#### LISTA DE TAREAS
[1] Según el fragmento sobre la recesión rusa, ¿cuánto se espera que crezca Rusia en 2017?
[2] Reanuda el fragmento sobre la recesión rusa a partir del punto en que se detiene.

#### FRAGMENTO PARA LEER

▽

En esas circunstancias era inevitable que Rusia se hundiera en la recesión en la segunda mitad de 2014, la cual posiblemente se extienda hasta 2016, al menos. Para 2014 se espera que crezca 0.3 por ciento; en 2015 en cero por ciento; en 2016 0.1 por ciento; y en 2017 en 1.6 por ciento.
Sin duda, el golpe económico fue mortal. Pero el conflicto tiene sus aristas político-militares, y ha servido para reforzar la alianza rusa-china-iraní, en la disputa por la hegemonía capitalista.
Por añadidura, la política saudita refuerza las presiones de la Casa Blanca (y de Israel) en contra de Irán, también sometida a sanciones, debido a su programa nuclear, entre otros aspectos.

△

#### REGISTROS GUARDADOS
▽

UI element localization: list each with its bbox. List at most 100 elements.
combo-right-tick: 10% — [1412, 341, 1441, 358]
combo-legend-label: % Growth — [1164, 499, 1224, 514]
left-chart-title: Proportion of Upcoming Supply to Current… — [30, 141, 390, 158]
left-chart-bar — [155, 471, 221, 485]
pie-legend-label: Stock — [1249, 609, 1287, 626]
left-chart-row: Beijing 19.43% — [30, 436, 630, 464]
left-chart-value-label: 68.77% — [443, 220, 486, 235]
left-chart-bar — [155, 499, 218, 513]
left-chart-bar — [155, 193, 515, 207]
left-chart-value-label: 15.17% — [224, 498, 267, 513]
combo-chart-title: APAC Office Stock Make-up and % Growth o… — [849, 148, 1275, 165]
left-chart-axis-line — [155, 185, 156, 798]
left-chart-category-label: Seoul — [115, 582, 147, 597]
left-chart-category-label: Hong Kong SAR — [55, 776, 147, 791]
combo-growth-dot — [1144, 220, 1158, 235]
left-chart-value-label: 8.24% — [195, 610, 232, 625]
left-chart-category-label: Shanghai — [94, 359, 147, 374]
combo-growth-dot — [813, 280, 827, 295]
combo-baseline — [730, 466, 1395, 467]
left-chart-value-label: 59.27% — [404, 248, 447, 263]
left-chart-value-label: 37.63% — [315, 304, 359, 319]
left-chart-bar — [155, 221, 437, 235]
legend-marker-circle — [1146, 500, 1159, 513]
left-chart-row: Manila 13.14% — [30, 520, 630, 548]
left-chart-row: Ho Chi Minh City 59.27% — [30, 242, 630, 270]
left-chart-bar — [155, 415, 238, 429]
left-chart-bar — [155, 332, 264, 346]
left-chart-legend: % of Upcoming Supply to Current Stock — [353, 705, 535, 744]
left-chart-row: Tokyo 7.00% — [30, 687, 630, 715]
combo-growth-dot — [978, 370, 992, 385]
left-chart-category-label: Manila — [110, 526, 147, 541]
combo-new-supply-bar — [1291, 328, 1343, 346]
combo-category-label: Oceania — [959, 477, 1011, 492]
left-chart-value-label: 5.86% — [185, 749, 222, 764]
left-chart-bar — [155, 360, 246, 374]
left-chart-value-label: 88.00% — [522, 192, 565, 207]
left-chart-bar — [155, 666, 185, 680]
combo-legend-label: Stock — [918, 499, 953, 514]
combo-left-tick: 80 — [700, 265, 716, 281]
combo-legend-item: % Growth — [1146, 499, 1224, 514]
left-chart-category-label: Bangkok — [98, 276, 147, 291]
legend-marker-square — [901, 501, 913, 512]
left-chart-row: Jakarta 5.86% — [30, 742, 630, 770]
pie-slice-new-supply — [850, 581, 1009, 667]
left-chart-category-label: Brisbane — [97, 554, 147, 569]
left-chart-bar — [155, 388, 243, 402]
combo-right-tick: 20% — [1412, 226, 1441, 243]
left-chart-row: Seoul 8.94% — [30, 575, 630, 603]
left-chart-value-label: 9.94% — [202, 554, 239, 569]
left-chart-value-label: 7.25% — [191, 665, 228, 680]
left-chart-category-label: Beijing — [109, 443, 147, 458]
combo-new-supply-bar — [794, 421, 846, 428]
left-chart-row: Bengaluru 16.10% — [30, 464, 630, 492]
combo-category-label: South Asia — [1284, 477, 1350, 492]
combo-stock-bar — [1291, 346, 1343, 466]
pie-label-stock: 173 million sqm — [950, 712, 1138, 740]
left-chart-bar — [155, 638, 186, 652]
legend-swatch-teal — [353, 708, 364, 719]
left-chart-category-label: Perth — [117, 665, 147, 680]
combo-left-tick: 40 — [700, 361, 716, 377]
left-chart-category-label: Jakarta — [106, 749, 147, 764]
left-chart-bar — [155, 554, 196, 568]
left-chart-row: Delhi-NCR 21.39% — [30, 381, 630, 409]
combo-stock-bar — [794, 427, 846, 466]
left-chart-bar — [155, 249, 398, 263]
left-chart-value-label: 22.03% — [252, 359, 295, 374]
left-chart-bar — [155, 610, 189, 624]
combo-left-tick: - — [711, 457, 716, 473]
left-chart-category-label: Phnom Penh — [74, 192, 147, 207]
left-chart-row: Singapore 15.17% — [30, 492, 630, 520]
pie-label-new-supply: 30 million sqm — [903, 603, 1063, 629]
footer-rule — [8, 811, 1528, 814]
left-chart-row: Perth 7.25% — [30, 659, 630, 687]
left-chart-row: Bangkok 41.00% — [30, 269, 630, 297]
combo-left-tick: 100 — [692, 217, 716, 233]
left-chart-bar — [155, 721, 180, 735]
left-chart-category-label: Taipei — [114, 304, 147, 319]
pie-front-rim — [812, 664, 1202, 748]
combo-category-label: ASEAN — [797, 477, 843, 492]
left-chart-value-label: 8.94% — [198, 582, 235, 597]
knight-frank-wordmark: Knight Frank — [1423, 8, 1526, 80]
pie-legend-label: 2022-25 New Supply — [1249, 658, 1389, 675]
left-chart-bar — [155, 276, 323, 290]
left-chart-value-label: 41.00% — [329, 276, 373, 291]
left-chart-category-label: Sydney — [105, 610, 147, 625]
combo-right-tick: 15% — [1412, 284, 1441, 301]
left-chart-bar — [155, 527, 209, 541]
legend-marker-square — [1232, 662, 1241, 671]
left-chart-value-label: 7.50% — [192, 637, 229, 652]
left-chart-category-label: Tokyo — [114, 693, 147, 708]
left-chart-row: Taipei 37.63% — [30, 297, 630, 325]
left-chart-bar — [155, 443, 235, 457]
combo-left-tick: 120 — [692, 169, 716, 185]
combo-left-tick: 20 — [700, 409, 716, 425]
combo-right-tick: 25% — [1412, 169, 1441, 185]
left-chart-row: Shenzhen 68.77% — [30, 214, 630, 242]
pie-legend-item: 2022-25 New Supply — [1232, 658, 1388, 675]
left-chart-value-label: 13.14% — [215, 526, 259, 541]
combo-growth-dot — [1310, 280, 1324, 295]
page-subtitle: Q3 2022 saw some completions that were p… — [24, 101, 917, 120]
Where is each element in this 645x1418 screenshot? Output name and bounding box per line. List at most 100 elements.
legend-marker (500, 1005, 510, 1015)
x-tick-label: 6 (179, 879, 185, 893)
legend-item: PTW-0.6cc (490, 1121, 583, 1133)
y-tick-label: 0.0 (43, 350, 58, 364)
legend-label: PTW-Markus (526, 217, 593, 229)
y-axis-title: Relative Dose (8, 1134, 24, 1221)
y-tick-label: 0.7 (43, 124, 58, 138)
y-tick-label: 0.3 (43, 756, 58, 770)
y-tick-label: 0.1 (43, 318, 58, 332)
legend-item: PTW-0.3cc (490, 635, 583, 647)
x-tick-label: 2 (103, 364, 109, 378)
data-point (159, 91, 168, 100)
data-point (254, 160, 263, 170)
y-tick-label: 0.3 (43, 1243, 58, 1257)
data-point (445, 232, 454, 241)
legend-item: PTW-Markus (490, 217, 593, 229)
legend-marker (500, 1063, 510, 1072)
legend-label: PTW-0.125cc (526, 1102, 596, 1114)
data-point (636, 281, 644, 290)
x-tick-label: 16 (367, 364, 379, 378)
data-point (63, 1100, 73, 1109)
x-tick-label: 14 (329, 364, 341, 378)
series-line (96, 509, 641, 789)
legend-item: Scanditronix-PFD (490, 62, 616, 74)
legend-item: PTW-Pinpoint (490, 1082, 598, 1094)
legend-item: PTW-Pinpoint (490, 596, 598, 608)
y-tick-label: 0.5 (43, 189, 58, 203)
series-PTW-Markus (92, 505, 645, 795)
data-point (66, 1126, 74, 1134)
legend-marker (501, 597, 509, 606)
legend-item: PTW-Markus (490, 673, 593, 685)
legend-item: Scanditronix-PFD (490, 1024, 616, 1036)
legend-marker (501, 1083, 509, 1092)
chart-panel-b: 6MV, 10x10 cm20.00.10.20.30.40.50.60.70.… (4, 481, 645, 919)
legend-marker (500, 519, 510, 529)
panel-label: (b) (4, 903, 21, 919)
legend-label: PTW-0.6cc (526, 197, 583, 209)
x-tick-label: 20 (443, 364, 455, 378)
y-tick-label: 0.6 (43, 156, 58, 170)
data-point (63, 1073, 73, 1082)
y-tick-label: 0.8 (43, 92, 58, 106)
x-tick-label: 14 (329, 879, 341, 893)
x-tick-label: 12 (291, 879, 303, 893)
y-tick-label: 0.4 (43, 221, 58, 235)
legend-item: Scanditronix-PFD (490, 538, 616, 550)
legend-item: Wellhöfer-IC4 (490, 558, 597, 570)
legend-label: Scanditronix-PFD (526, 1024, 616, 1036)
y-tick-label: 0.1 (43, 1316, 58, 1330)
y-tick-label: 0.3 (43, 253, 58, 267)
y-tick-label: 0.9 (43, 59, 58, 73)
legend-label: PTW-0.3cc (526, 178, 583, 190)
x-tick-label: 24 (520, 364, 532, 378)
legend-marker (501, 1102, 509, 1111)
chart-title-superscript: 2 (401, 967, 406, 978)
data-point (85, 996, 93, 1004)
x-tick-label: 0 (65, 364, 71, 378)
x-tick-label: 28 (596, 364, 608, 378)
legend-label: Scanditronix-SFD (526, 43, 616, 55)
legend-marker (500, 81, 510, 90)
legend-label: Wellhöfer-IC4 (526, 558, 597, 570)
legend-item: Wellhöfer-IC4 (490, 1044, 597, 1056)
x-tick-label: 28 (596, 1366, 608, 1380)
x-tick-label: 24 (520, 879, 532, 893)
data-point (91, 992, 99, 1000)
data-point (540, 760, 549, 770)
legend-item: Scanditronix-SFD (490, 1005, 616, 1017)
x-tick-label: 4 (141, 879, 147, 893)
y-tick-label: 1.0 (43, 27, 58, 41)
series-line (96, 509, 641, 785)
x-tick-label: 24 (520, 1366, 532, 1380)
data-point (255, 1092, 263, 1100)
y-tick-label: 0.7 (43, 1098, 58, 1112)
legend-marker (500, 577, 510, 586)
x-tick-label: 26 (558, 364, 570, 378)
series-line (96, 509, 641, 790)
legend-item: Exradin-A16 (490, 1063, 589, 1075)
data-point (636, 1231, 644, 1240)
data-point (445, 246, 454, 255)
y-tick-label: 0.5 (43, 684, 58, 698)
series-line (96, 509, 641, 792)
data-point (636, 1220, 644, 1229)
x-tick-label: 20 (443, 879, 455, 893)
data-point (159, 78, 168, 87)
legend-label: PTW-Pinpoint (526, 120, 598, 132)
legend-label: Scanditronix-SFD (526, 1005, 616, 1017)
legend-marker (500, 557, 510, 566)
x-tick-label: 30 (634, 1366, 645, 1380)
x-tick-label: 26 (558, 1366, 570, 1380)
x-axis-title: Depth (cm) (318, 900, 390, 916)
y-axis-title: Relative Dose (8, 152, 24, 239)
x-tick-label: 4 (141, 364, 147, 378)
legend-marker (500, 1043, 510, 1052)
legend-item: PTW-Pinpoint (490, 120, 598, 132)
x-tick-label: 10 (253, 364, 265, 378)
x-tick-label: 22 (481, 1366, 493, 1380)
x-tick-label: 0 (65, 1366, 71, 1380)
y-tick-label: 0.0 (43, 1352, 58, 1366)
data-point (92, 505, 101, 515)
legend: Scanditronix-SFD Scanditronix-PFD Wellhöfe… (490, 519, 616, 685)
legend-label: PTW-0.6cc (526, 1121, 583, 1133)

△

#### RESPUESTAS
[1] Se espera que crezca 1.6 por ciento.

[2]
Venezuela, otro objetivo de Washington, tampoco se escapa del desastre, debido a su petrodependencia comercial y fiscal. El crudo le proporciona más del 90 por ciento de las divisas y la mitad de los ingresos presupuestales. La caída de los precios, los problemas en la conducción del país por parte de los herederos de Hugo Chávez y la lucha con la oposición, han hundido al país en una crisis política y económica impredecible. Venezuela sufre una crisis recesiva (el producto interno bruto se contrajo en 4 por ciento en 2014) e inflacionaria (64 por ciento), y apenas dispone reservas internacionales por 22 mil millones de dólares para enfrentar la pérdida de divisas.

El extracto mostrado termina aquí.